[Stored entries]
----
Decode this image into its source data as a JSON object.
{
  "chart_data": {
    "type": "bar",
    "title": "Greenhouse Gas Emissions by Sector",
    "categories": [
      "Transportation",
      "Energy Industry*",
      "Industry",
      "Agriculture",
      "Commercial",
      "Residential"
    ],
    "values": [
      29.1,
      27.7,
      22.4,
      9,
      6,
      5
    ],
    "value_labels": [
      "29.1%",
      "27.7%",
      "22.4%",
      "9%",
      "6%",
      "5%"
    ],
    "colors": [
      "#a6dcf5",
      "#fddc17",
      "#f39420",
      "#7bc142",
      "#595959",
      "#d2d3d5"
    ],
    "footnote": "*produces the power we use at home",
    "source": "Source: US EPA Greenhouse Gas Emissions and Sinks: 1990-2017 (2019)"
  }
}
----
Only the number is wanted: how many lines of these entries contain the string "Emissions"?

2